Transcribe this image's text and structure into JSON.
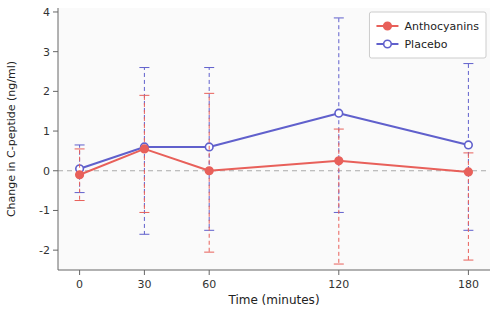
{
  "chart_data": {
    "type": "line",
    "x": [
      0,
      30,
      60,
      120,
      180
    ],
    "xlabel": "Time (minutes)",
    "ylabel": "Change in C-peptide (ng/ml)",
    "xlim": [
      -10,
      190
    ],
    "xticks": [
      0,
      30,
      60,
      120,
      180
    ],
    "ylim": [
      -2.5,
      4.1
    ],
    "yticks": [
      -2,
      -1,
      0,
      1,
      2,
      3,
      4
    ],
    "grid": false,
    "legend": "upper right",
    "series": [
      {
        "name": "Anthocyanins",
        "color": "#e8605a",
        "marker": "circle",
        "line_style": "solid",
        "values": [
          -0.1,
          0.55,
          0.0,
          0.25,
          -0.03
        ],
        "upper": [
          0.55,
          1.9,
          1.95,
          1.05,
          0.45
        ],
        "lower": [
          -0.75,
          -1.05,
          -2.05,
          -2.35,
          -2.25
        ]
      },
      {
        "name": "Placebo",
        "color": "#6060cc",
        "marker": "circle-open",
        "line_style": "solid",
        "values": [
          0.05,
          0.6,
          0.6,
          1.45,
          0.65
        ],
        "upper": [
          0.65,
          2.6,
          2.6,
          3.85,
          2.7
        ],
        "lower": [
          -0.55,
          -1.6,
          -1.5,
          -1.05,
          -1.5
        ]
      }
    ]
  }
}
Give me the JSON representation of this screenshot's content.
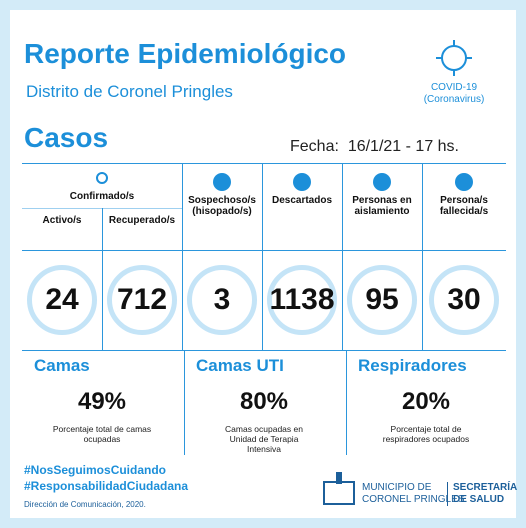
{
  "header": {
    "title": "Reporte Epidemiológico",
    "subtitle": "Distrito de Coronel Pringles",
    "badge_line1": "COVID-19",
    "badge_line2": "(Coronavirus)"
  },
  "cases": {
    "title": "Casos",
    "date_label": "Fecha:",
    "date": "16/1/21 - 17 hs.",
    "group": "Confirmado/s",
    "columns": [
      {
        "label": "Activo/s",
        "value": 24
      },
      {
        "label": "Recuperado/s",
        "value": 712
      },
      {
        "label": "Sospechoso/s (hisopado/s)",
        "value": 3
      },
      {
        "label": "Descartados",
        "value": 1138
      },
      {
        "label": "Personas en aislamiento",
        "value": 95
      },
      {
        "label": "Persona/s fallecida/s",
        "value": 30
      }
    ]
  },
  "resources": [
    {
      "title": "Camas",
      "value": "49%",
      "caption": "Porcentaje total de camas ocupadas"
    },
    {
      "title": "Camas UTI",
      "value": "80%",
      "caption": "Camas ocupadas en Unidad de Terapia Intensiva"
    },
    {
      "title": "Respiradores",
      "value": "20%",
      "caption": "Porcentaje total de respiradores ocupados"
    }
  ],
  "footer": {
    "hashtag1": "#NosSeguimosCuidando",
    "hashtag2": "#ResponsabilidadCiudadana",
    "credit": "Dirección de Comunicación, 2020.",
    "logo_line1": "MUNICIPIO DE",
    "logo_line2": "CORONEL PRINGLES",
    "dept_line1": "SECRETARÍA",
    "dept_line2": "DE SALUD"
  }
}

# [Your assignment]
The answer must consist of every line from the listing above that includes the word "total".

# [Exercise solution]
      "caption": "Porcentaje total de camas ocupadas"
      "caption": "Porcentaje total de respiradores ocupados"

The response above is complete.